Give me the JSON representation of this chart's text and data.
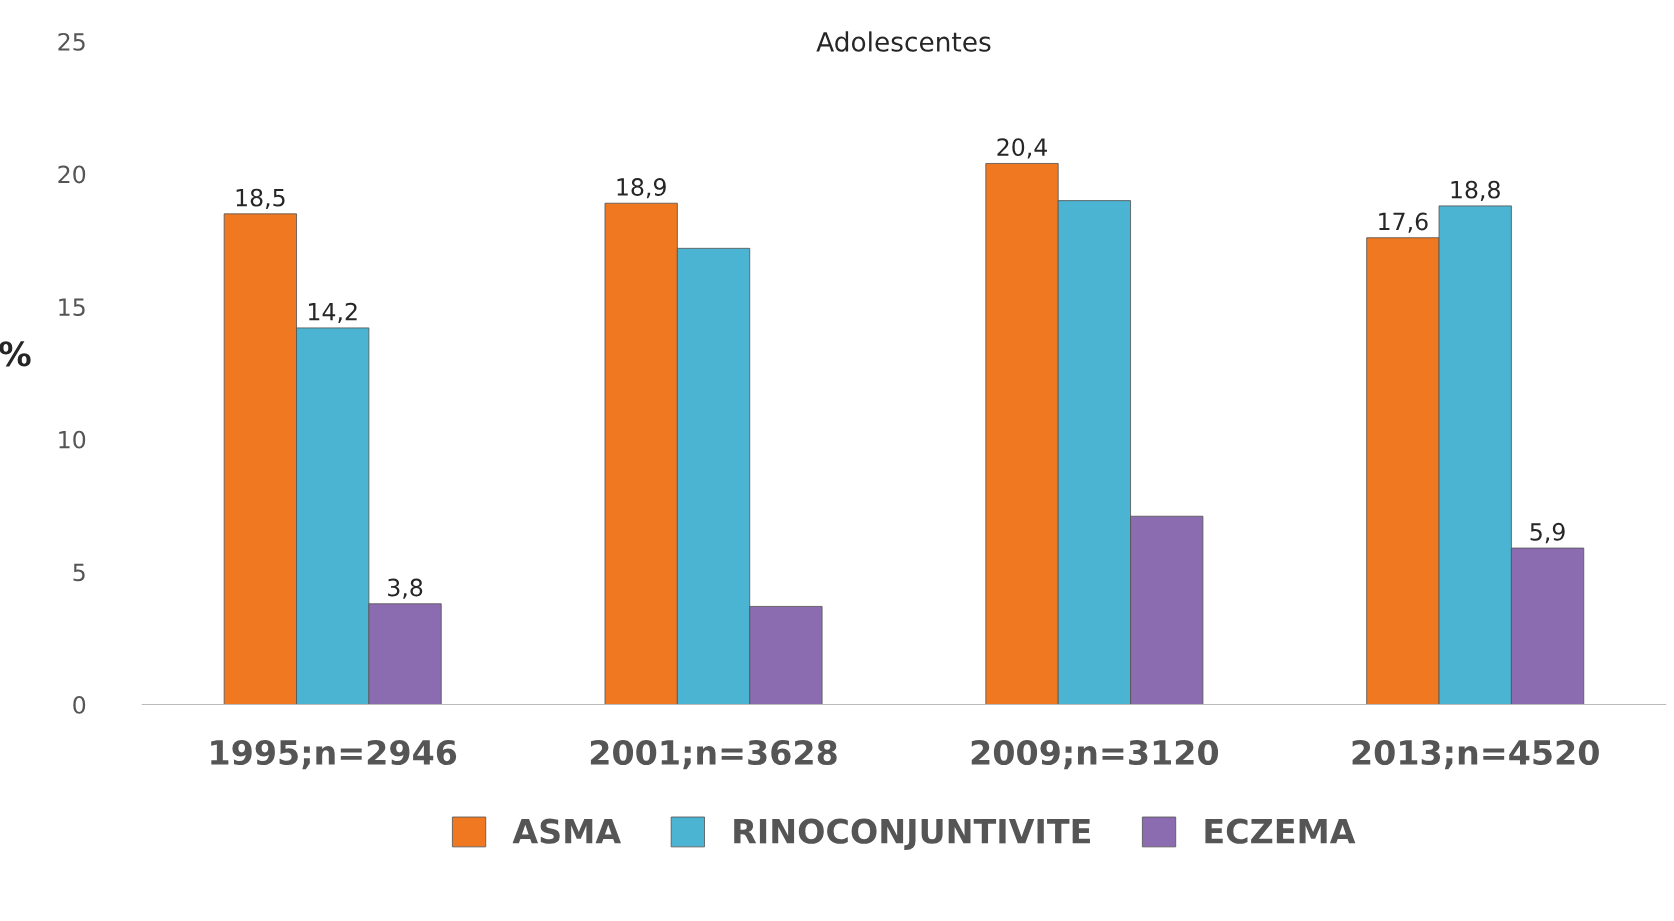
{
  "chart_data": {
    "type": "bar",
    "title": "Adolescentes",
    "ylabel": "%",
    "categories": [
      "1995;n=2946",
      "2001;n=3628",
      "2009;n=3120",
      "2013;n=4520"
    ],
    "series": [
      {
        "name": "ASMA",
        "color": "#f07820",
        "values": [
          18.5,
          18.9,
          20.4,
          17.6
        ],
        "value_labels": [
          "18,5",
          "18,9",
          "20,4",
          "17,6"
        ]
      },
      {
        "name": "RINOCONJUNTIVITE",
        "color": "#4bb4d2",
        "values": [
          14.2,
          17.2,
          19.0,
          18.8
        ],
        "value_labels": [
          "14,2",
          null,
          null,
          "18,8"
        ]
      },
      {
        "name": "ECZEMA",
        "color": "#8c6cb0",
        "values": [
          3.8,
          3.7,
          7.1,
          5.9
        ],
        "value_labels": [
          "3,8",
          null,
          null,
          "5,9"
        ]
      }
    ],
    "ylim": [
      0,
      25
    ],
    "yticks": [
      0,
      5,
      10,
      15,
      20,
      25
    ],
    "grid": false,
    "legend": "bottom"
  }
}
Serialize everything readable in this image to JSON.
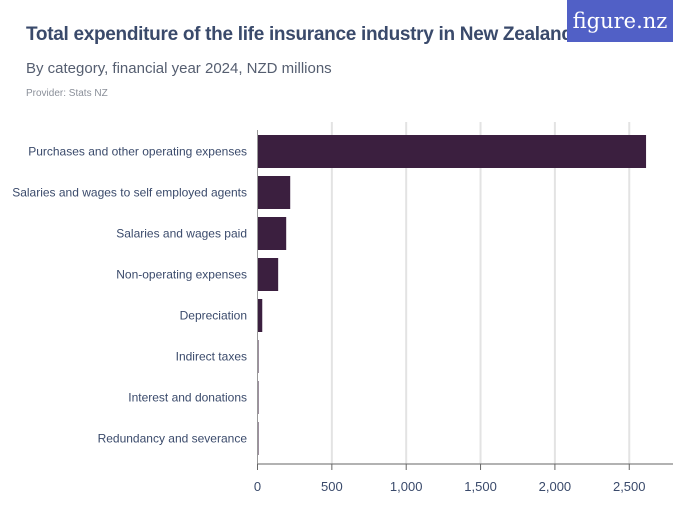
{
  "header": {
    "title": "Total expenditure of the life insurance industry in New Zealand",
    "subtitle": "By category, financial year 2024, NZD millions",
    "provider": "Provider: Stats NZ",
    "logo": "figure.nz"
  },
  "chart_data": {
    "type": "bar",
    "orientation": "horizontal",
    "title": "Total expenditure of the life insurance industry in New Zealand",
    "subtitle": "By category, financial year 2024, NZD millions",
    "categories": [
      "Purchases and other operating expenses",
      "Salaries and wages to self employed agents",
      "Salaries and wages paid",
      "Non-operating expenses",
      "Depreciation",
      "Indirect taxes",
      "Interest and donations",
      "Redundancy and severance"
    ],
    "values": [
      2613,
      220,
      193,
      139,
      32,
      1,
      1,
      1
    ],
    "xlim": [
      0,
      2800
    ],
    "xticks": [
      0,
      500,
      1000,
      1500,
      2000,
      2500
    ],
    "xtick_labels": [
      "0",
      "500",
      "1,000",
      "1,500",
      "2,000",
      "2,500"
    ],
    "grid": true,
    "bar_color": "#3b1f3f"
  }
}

*-*-*

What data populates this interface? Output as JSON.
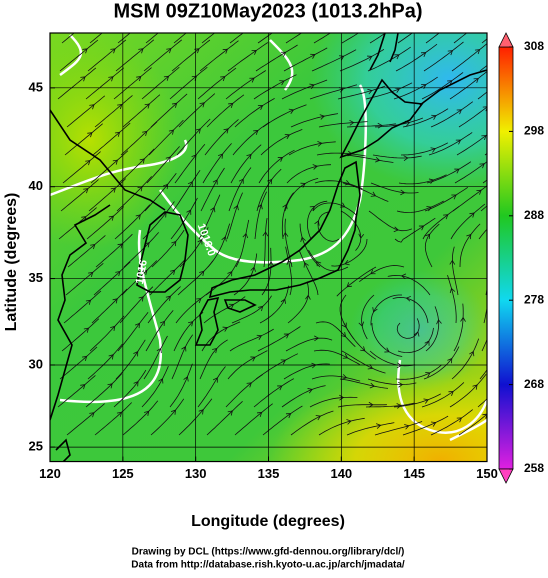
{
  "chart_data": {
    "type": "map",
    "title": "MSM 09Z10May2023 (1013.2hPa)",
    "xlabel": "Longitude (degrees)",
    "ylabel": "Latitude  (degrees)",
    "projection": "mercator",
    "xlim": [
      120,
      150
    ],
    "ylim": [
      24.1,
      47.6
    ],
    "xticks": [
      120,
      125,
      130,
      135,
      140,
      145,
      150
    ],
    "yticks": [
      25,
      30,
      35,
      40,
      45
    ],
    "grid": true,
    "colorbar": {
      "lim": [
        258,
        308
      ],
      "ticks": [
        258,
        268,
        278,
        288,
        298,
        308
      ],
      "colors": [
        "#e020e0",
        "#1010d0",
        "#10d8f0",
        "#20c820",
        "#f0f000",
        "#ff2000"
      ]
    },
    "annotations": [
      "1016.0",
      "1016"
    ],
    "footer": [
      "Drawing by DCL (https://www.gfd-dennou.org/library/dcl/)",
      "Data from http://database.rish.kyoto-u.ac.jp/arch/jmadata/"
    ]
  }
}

*-*-*

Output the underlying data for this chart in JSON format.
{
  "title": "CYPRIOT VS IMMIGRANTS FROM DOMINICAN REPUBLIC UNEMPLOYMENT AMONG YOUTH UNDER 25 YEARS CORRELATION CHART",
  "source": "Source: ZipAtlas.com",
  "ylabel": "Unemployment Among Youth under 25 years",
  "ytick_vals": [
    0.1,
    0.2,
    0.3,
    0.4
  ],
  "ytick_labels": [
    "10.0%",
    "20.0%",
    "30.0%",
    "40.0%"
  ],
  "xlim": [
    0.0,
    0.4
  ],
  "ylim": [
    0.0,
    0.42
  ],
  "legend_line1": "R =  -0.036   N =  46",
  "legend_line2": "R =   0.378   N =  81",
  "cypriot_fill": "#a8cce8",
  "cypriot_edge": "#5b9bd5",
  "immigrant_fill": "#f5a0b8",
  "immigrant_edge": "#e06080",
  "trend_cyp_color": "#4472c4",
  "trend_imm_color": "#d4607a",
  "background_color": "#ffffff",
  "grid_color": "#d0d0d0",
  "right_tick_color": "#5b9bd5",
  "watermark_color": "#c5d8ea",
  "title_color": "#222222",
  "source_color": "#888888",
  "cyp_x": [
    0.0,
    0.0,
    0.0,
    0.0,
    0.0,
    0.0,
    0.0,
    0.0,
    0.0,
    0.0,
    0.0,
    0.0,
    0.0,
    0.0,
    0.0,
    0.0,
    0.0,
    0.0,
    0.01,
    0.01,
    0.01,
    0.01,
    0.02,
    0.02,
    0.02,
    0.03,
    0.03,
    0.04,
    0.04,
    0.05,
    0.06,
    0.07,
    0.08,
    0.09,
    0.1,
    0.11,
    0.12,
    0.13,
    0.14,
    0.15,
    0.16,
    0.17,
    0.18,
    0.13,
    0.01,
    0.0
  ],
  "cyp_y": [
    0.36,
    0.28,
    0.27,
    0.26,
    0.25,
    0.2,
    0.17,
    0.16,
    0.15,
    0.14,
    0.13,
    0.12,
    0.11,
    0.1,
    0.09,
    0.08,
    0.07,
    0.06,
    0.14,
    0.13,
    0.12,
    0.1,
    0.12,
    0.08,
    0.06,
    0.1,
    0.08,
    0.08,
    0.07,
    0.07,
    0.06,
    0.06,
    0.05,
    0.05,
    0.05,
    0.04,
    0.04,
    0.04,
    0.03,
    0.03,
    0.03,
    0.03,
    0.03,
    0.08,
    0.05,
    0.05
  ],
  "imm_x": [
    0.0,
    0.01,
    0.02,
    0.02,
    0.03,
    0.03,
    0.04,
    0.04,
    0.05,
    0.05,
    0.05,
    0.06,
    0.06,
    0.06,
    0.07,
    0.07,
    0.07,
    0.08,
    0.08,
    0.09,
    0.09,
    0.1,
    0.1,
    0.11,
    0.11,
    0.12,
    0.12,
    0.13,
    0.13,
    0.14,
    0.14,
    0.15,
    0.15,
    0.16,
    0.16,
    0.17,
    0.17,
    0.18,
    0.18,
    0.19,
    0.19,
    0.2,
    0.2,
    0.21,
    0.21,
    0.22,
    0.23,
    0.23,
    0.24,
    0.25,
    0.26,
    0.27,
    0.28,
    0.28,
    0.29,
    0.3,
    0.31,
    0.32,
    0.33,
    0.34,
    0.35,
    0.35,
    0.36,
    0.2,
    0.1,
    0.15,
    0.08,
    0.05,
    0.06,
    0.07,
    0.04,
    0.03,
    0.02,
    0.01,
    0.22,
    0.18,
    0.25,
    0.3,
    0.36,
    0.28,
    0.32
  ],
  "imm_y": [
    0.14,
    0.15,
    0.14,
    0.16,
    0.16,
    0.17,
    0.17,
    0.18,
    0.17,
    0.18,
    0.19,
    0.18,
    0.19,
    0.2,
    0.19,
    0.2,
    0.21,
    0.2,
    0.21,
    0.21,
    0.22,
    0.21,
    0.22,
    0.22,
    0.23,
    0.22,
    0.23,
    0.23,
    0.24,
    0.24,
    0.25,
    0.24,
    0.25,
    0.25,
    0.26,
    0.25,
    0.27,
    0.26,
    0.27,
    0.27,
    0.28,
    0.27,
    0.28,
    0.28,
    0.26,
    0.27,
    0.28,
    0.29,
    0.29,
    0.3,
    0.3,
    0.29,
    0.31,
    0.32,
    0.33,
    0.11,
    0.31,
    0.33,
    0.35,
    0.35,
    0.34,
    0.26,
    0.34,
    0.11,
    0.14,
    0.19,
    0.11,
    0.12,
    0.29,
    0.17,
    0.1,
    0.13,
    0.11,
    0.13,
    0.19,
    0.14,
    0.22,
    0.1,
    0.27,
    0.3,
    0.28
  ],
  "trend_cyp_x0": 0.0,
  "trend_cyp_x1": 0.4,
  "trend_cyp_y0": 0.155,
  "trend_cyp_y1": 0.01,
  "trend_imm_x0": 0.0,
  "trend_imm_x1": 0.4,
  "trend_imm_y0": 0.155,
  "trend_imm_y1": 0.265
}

*-*-*

= What to work on =
Find how many of the lines above have the word "Salaries" in them. State only that number.

= Solution for this problem =
2